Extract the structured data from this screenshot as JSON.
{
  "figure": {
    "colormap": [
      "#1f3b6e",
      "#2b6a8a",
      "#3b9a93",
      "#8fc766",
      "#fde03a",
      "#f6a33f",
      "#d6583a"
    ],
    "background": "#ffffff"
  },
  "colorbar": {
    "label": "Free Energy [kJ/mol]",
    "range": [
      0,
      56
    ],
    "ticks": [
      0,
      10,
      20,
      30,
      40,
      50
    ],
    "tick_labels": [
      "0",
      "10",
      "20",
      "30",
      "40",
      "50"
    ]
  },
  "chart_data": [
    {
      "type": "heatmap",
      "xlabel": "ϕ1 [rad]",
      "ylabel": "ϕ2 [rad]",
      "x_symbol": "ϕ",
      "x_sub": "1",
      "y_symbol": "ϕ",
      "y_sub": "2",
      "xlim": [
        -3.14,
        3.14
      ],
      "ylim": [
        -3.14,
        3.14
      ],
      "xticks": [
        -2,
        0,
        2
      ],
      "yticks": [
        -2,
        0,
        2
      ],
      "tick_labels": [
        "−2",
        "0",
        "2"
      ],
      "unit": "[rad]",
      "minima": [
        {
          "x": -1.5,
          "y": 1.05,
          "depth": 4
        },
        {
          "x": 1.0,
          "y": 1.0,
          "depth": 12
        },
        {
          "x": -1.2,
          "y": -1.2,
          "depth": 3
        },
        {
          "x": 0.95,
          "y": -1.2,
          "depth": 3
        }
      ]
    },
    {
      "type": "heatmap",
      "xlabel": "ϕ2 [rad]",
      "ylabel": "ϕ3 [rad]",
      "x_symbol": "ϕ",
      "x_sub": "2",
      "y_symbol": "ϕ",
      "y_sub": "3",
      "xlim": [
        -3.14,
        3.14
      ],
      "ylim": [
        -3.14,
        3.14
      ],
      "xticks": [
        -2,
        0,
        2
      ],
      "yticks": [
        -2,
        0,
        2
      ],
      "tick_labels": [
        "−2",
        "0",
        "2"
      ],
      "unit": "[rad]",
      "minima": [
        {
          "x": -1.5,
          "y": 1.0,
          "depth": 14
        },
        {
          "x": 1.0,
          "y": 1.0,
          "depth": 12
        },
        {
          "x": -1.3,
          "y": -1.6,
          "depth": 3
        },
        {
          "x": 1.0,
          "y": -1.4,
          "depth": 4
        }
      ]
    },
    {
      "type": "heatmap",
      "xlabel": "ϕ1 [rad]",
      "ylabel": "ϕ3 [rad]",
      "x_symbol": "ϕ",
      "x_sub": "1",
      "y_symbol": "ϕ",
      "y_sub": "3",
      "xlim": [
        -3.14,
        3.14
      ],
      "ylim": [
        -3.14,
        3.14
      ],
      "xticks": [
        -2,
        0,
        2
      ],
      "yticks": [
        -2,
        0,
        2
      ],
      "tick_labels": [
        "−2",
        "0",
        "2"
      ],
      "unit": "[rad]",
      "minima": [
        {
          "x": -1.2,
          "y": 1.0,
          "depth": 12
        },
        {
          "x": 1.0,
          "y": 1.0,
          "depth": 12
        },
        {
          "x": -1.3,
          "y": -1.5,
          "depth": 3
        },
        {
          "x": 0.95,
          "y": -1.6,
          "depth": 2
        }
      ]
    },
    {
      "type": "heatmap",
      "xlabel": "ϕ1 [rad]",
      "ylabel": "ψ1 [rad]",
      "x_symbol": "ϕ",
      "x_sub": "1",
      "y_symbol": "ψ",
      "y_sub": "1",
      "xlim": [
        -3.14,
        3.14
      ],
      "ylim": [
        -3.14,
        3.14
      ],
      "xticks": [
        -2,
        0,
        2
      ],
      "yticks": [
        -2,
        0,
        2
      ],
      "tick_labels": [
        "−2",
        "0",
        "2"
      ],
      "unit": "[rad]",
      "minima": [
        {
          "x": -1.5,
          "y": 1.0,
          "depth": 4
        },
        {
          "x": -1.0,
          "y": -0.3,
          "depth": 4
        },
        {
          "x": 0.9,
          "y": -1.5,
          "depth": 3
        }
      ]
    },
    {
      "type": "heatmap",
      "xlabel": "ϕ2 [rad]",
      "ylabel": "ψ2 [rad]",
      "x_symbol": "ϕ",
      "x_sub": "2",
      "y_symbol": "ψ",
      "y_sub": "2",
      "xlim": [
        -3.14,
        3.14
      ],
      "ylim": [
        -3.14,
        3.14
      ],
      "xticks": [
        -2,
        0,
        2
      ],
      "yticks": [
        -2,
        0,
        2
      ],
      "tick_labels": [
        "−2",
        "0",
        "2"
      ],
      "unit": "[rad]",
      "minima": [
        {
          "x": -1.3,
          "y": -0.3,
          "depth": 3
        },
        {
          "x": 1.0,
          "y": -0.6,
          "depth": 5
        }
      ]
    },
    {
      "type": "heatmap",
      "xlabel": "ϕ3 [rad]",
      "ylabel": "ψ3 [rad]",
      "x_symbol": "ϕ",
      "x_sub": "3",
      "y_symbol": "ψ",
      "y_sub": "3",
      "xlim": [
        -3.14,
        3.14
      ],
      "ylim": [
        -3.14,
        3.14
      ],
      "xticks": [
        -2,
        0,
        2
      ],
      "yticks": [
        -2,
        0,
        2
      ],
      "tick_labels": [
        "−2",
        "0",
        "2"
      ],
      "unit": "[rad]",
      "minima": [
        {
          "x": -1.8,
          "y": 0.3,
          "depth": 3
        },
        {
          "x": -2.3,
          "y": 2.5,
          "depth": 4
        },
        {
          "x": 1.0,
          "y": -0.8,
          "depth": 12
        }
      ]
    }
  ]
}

▸ **GIVEN TASK**
Restate every record exactly, leaving nothing out.

▸ **OUTPUT BELOW**
Extract the structured data from this screenshot as JSON.
{
  "figure": {
    "colormap": [
      "#1f3b6e",
      "#2b6a8a",
      "#3b9a93",
      "#8fc766",
      "#fde03a",
      "#f6a33f",
      "#d6583a"
    ],
    "background": "#ffffff"
  },
  "colorbar": {
    "label": "Free Energy [kJ/mol]",
    "range": [
      0,
      56
    ],
    "ticks": [
      0,
      10,
      20,
      30,
      40,
      50
    ],
    "tick_labels": [
      "0",
      "10",
      "20",
      "30",
      "40",
      "50"
    ]
  },
  "chart_data": [
    {
      "type": "heatmap",
      "xlabel": "ϕ1 [rad]",
      "ylabel": "ϕ2 [rad]",
      "x_symbol": "ϕ",
      "x_sub": "1",
      "y_symbol": "ϕ",
      "y_sub": "2",
      "xlim": [
        -3.14,
        3.14
      ],
      "ylim": [
        -3.14,
        3.14
      ],
      "xticks": [
        -2,
        0,
        2
      ],
      "yticks": [
        -2,
        0,
        2
      ],
      "tick_labels": [
        "−2",
        "0",
        "2"
      ],
      "unit": "[rad]",
      "minima": [
        {
          "x": -1.5,
          "y": 1.05,
          "depth": 4
        },
        {
          "x": 1.0,
          "y": 1.0,
          "depth": 12
        },
        {
          "x": -1.2,
          "y": -1.2,
          "depth": 3
        },
        {
          "x": 0.95,
          "y": -1.2,
          "depth": 3
        }
      ]
    },
    {
      "type": "heatmap",
      "xlabel": "ϕ2 [rad]",
      "ylabel": "ϕ3 [rad]",
      "x_symbol": "ϕ",
      "x_sub": "2",
      "y_symbol": "ϕ",
      "y_sub": "3",
      "xlim": [
        -3.14,
        3.14
      ],
      "ylim": [
        -3.14,
        3.14
      ],
      "xticks": [
        -2,
        0,
        2
      ],
      "yticks": [
        -2,
        0,
        2
      ],
      "tick_labels": [
        "−2",
        "0",
        "2"
      ],
      "unit": "[rad]",
      "minima": [
        {
          "x": -1.5,
          "y": 1.0,
          "depth": 14
        },
        {
          "x": 1.0,
          "y": 1.0,
          "depth": 12
        },
        {
          "x": -1.3,
          "y": -1.6,
          "depth": 3
        },
        {
          "x": 1.0,
          "y": -1.4,
          "depth": 4
        }
      ]
    },
    {
      "type": "heatmap",
      "xlabel": "ϕ1 [rad]",
      "ylabel": "ϕ3 [rad]",
      "x_symbol": "ϕ",
      "x_sub": "1",
      "y_symbol": "ϕ",
      "y_sub": "3",
      "xlim": [
        -3.14,
        3.14
      ],
      "ylim": [
        -3.14,
        3.14
      ],
      "xticks": [
        -2,
        0,
        2
      ],
      "yticks": [
        -2,
        0,
        2
      ],
      "tick_labels": [
        "−2",
        "0",
        "2"
      ],
      "unit": "[rad]",
      "minima": [
        {
          "x": -1.2,
          "y": 1.0,
          "depth": 12
        },
        {
          "x": 1.0,
          "y": 1.0,
          "depth": 12
        },
        {
          "x": -1.3,
          "y": -1.5,
          "depth": 3
        },
        {
          "x": 0.95,
          "y": -1.6,
          "depth": 2
        }
      ]
    },
    {
      "type": "heatmap",
      "xlabel": "ϕ1 [rad]",
      "ylabel": "ψ1 [rad]",
      "x_symbol": "ϕ",
      "x_sub": "1",
      "y_symbol": "ψ",
      "y_sub": "1",
      "xlim": [
        -3.14,
        3.14
      ],
      "ylim": [
        -3.14,
        3.14
      ],
      "xticks": [
        -2,
        0,
        2
      ],
      "yticks": [
        -2,
        0,
        2
      ],
      "tick_labels": [
        "−2",
        "0",
        "2"
      ],
      "unit": "[rad]",
      "minima": [
        {
          "x": -1.5,
          "y": 1.0,
          "depth": 4
        },
        {
          "x": -1.0,
          "y": -0.3,
          "depth": 4
        },
        {
          "x": 0.9,
          "y": -1.5,
          "depth": 3
        }
      ]
    },
    {
      "type": "heatmap",
      "xlabel": "ϕ2 [rad]",
      "ylabel": "ψ2 [rad]",
      "x_symbol": "ϕ",
      "x_sub": "2",
      "y_symbol": "ψ",
      "y_sub": "2",
      "xlim": [
        -3.14,
        3.14
      ],
      "ylim": [
        -3.14,
        3.14
      ],
      "xticks": [
        -2,
        0,
        2
      ],
      "yticks": [
        -2,
        0,
        2
      ],
      "tick_labels": [
        "−2",
        "0",
        "2"
      ],
      "unit": "[rad]",
      "minima": [
        {
          "x": -1.3,
          "y": -0.3,
          "depth": 3
        },
        {
          "x": 1.0,
          "y": -0.6,
          "depth": 5
        }
      ]
    },
    {
      "type": "heatmap",
      "xlabel": "ϕ3 [rad]",
      "ylabel": "ψ3 [rad]",
      "x_symbol": "ϕ",
      "x_sub": "3",
      "y_symbol": "ψ",
      "y_sub": "3",
      "xlim": [
        -3.14,
        3.14
      ],
      "ylim": [
        -3.14,
        3.14
      ],
      "xticks": [
        -2,
        0,
        2
      ],
      "yticks": [
        -2,
        0,
        2
      ],
      "tick_labels": [
        "−2",
        "0",
        "2"
      ],
      "unit": "[rad]",
      "minima": [
        {
          "x": -1.8,
          "y": 0.3,
          "depth": 3
        },
        {
          "x": -2.3,
          "y": 2.5,
          "depth": 4
        },
        {
          "x": 1.0,
          "y": -0.8,
          "depth": 12
        }
      ]
    }
  ]
}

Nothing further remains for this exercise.